» Instructions to follow
Set down the full listing exactly, character for character.

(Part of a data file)
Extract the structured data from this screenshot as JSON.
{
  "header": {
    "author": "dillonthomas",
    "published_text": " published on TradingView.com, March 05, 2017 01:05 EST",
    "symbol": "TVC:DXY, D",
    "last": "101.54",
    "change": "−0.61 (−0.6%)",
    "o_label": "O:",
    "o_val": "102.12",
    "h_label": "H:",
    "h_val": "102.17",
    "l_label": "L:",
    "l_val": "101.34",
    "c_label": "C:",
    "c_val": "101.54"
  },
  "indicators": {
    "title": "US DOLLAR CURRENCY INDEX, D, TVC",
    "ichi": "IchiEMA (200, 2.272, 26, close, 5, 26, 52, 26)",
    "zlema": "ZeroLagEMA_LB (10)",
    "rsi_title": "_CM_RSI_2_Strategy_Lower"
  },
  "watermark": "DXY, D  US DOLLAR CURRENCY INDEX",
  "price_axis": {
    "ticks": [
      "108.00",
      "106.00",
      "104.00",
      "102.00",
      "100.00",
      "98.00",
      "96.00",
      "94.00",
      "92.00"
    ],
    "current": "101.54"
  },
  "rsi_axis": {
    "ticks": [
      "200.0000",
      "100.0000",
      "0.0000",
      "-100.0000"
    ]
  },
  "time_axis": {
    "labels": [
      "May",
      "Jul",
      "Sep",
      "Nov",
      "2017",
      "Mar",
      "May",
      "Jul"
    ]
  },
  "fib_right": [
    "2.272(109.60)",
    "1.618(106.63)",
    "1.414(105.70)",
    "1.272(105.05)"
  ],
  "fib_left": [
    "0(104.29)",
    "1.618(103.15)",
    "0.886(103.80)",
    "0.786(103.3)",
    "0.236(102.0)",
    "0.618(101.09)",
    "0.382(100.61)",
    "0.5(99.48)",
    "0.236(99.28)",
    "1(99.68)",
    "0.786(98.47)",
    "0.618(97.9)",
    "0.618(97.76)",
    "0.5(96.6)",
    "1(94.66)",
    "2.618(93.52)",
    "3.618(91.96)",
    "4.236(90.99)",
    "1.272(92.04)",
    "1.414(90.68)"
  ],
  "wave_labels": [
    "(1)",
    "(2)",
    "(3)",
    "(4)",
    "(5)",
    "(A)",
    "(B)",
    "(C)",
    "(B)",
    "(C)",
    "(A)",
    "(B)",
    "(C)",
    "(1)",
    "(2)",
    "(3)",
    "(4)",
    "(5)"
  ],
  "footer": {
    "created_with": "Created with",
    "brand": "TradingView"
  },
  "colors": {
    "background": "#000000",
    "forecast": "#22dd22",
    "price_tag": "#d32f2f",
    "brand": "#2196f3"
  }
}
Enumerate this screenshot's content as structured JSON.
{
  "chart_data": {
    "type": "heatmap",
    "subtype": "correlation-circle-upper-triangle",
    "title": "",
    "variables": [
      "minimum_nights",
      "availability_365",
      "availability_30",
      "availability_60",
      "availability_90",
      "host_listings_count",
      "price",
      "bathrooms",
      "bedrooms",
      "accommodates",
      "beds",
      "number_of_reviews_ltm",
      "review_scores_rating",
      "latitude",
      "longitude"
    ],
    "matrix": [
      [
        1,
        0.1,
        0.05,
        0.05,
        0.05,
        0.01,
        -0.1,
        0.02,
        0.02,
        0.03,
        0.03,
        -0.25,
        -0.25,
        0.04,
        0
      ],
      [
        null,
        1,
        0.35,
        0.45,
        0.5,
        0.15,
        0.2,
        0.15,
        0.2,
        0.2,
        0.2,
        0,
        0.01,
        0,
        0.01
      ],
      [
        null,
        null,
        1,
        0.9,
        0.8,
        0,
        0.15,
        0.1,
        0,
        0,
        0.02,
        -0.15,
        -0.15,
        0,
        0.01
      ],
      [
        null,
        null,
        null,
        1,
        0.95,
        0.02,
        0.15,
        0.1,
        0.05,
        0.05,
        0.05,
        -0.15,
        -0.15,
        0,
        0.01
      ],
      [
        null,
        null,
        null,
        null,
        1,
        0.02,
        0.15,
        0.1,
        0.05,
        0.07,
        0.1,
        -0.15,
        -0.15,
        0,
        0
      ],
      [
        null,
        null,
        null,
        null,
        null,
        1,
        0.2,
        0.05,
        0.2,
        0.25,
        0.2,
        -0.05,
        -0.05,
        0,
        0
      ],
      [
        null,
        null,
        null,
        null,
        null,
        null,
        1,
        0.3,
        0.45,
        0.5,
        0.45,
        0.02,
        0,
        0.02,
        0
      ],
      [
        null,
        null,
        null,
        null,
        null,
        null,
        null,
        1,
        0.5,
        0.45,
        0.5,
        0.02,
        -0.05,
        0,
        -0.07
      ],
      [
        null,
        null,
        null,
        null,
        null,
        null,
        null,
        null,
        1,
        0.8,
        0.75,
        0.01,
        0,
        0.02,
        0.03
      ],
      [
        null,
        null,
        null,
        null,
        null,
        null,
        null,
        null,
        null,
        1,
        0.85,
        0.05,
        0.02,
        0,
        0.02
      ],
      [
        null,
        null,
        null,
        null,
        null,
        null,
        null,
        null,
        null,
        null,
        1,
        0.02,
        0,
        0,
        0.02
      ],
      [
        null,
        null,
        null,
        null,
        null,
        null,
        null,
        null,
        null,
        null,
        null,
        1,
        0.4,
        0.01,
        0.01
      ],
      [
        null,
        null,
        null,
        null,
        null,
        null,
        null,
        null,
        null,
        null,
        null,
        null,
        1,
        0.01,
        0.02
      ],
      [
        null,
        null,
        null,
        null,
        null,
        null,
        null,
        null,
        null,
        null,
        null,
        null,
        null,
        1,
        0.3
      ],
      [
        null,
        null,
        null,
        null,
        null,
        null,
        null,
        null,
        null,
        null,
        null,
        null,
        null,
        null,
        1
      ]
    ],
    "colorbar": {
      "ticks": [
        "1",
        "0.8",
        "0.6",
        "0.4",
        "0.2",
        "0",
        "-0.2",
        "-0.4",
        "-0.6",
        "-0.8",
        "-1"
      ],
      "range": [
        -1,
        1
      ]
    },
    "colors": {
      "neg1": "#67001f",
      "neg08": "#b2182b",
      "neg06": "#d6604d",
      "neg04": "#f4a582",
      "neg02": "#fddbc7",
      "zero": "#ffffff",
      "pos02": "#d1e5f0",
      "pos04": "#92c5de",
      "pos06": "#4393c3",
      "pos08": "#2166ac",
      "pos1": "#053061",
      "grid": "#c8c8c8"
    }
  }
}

» Task response
Extract the structured data from this screenshot as JSON.
{
  "header": {
    "author": "dillonthomas",
    "published_text": " published on TradingView.com, March 05, 2017 01:05 EST",
    "symbol": "TVC:DXY, D",
    "last": "101.54",
    "change": "−0.61 (−0.6%)",
    "o_label": "O:",
    "o_val": "102.12",
    "h_label": "H:",
    "h_val": "102.17",
    "l_label": "L:",
    "l_val": "101.34",
    "c_label": "C:",
    "c_val": "101.54"
  },
  "indicators": {
    "title": "US DOLLAR CURRENCY INDEX, D, TVC",
    "ichi": "IchiEMA (200, 2.272, 26, close, 5, 26, 52, 26)",
    "zlema": "ZeroLagEMA_LB (10)",
    "rsi_title": "_CM_RSI_2_Strategy_Lower"
  },
  "watermark": "DXY, D  US DOLLAR CURRENCY INDEX",
  "price_axis": {
    "ticks": [
      "108.00",
      "106.00",
      "104.00",
      "102.00",
      "100.00",
      "98.00",
      "96.00",
      "94.00",
      "92.00"
    ],
    "current": "101.54"
  },
  "rsi_axis": {
    "ticks": [
      "200.0000",
      "100.0000",
      "0.0000",
      "-100.0000"
    ]
  },
  "time_axis": {
    "labels": [
      "May",
      "Jul",
      "Sep",
      "Nov",
      "2017",
      "Mar",
      "May",
      "Jul"
    ]
  },
  "fib_right": [
    "2.272(109.60)",
    "1.618(106.63)",
    "1.414(105.70)",
    "1.272(105.05)"
  ],
  "fib_left": [
    "0(104.29)",
    "1.618(103.15)",
    "0.886(103.80)",
    "0.786(103.3)",
    "0.236(102.0)",
    "0.618(101.09)",
    "0.382(100.61)",
    "0.5(99.48)",
    "0.236(99.28)",
    "1(99.68)",
    "0.786(98.47)",
    "0.618(97.9)",
    "0.618(97.76)",
    "0.5(96.6)",
    "1(94.66)",
    "2.618(93.52)",
    "3.618(91.96)",
    "4.236(90.99)",
    "1.272(92.04)",
    "1.414(90.68)"
  ],
  "wave_labels": [
    "(1)",
    "(2)",
    "(3)",
    "(4)",
    "(5)",
    "(A)",
    "(B)",
    "(C)",
    "(B)",
    "(C)",
    "(A)",
    "(B)",
    "(C)",
    "(1)",
    "(2)",
    "(3)",
    "(4)",
    "(5)"
  ],
  "footer": {
    "created_with": "Created with",
    "brand": "TradingView"
  },
  "colors": {
    "background": "#000000",
    "forecast": "#22dd22",
    "price_tag": "#d32f2f",
    "brand": "#2196f3"
  }
}
Enumerate this screenshot's content as structured JSON.
{
  "chart_data": {
    "type": "heatmap",
    "subtype": "correlation-circle-upper-triangle",
    "title": "",
    "variables": [
      "minimum_nights",
      "availability_365",
      "availability_30",
      "availability_60",
      "availability_90",
      "host_listings_count",
      "price",
      "bathrooms",
      "bedrooms",
      "accommodates",
      "beds",
      "number_of_reviews_ltm",
      "review_scores_rating",
      "latitude",
      "longitude"
    ],
    "matrix": [
      [
        1,
        0.1,
        0.05,
        0.05,
        0.05,
        0.01,
        -0.1,
        0.02,
        0.02,
        0.03,
        0.03,
        -0.25,
        -0.25,
        0.04,
        0
      ],
      [
        null,
        1,
        0.35,
        0.45,
        0.5,
        0.15,
        0.2,
        0.15,
        0.2,
        0.2,
        0.2,
        0,
        0.01,
        0,
        0.01
      ],
      [
        null,
        null,
        1,
        0.9,
        0.8,
        0,
        0.15,
        0.1,
        0,
        0,
        0.02,
        -0.15,
        -0.15,
        0,
        0.01
      ],
      [
        null,
        null,
        null,
        1,
        0.95,
        0.02,
        0.15,
        0.1,
        0.05,
        0.05,
        0.05,
        -0.15,
        -0.15,
        0,
        0.01
      ],
      [
        null,
        null,
        null,
        null,
        1,
        0.02,
        0.15,
        0.1,
        0.05,
        0.07,
        0.1,
        -0.15,
        -0.15,
        0,
        0
      ],
      [
        null,
        null,
        null,
        null,
        null,
        1,
        0.2,
        0.05,
        0.2,
        0.25,
        0.2,
        -0.05,
        -0.05,
        0,
        0
      ],
      [
        null,
        null,
        null,
        null,
        null,
        null,
        1,
        0.3,
        0.45,
        0.5,
        0.45,
        0.02,
        0,
        0.02,
        0
      ],
      [
        null,
        null,
        null,
        null,
        null,
        null,
        null,
        1,
        0.5,
        0.45,
        0.5,
        0.02,
        -0.05,
        0,
        -0.07
      ],
      [
        null,
        null,
        null,
        null,
        null,
        null,
        null,
        null,
        1,
        0.8,
        0.75,
        0.01,
        0,
        0.02,
        0.03
      ],
      [
        null,
        null,
        null,
        null,
        null,
        null,
        null,
        null,
        null,
        1,
        0.85,
        0.05,
        0.02,
        0,
        0.02
      ],
      [
        null,
        null,
        null,
        null,
        null,
        null,
        null,
        null,
        null,
        null,
        1,
        0.02,
        0,
        0,
        0.02
      ],
      [
        null,
        null,
        null,
        null,
        null,
        null,
        null,
        null,
        null,
        null,
        null,
        1,
        0.4,
        0.01,
        0.01
      ],
      [
        null,
        null,
        null,
        null,
        null,
        null,
        null,
        null,
        null,
        null,
        null,
        null,
        1,
        0.01,
        0.02
      ],
      [
        null,
        null,
        null,
        null,
        null,
        null,
        null,
        null,
        null,
        null,
        null,
        null,
        null,
        1,
        0.3
      ],
      [
        null,
        null,
        null,
        null,
        null,
        null,
        null,
        null,
        null,
        null,
        null,
        null,
        null,
        null,
        1
      ]
    ],
    "colorbar": {
      "ticks": [
        "1",
        "0.8",
        "0.6",
        "0.4",
        "0.2",
        "0",
        "-0.2",
        "-0.4",
        "-0.6",
        "-0.8",
        "-1"
      ],
      "range": [
        -1,
        1
      ]
    },
    "colors": {
      "neg1": "#67001f",
      "neg08": "#b2182b",
      "neg06": "#d6604d",
      "neg04": "#f4a582",
      "neg02": "#fddbc7",
      "zero": "#ffffff",
      "pos02": "#d1e5f0",
      "pos04": "#92c5de",
      "pos06": "#4393c3",
      "pos08": "#2166ac",
      "pos1": "#053061",
      "grid": "#c8c8c8"
    }
  }
}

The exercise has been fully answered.